Requirement.
Look through the material below and report every line that includes "wireless".

Provided material.
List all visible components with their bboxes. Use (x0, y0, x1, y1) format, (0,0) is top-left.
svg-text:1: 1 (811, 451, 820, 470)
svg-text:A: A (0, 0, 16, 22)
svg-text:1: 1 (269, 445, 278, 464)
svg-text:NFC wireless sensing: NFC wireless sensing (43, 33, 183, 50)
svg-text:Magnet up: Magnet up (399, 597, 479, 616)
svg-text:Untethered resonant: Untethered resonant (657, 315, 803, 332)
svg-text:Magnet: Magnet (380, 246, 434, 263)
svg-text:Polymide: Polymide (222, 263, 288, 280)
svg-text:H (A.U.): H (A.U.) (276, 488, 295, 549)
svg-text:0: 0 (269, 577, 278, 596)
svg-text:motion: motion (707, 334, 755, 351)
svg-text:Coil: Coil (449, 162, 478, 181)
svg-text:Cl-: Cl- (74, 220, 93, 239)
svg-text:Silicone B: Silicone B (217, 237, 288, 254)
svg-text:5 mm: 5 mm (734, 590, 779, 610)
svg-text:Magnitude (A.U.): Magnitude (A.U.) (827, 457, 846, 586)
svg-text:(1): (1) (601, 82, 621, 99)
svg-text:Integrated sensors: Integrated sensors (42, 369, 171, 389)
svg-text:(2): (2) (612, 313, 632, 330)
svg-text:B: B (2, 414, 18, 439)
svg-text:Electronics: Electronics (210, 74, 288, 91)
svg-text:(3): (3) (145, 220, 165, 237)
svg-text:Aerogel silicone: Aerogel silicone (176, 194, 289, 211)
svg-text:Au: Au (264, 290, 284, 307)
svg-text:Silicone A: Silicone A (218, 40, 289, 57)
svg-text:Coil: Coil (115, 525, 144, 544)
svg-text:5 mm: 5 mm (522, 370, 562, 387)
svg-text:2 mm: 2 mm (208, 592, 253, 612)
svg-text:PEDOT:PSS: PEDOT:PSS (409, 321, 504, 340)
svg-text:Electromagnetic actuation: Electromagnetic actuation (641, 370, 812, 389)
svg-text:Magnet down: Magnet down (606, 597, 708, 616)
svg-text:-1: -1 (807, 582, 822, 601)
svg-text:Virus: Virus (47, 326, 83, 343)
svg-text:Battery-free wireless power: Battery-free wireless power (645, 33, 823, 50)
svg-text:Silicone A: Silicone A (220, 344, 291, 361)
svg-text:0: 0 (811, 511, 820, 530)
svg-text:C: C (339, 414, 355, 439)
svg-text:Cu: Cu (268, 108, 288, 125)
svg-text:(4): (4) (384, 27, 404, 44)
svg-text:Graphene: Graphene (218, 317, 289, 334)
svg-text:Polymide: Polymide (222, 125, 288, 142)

Exercise answer.
svg-text:NFC wireless sensing: NFC wireless sensing (43, 33, 183, 50)
svg-text:Battery-free wireless power: Battery-free wireless power (645, 33, 823, 50)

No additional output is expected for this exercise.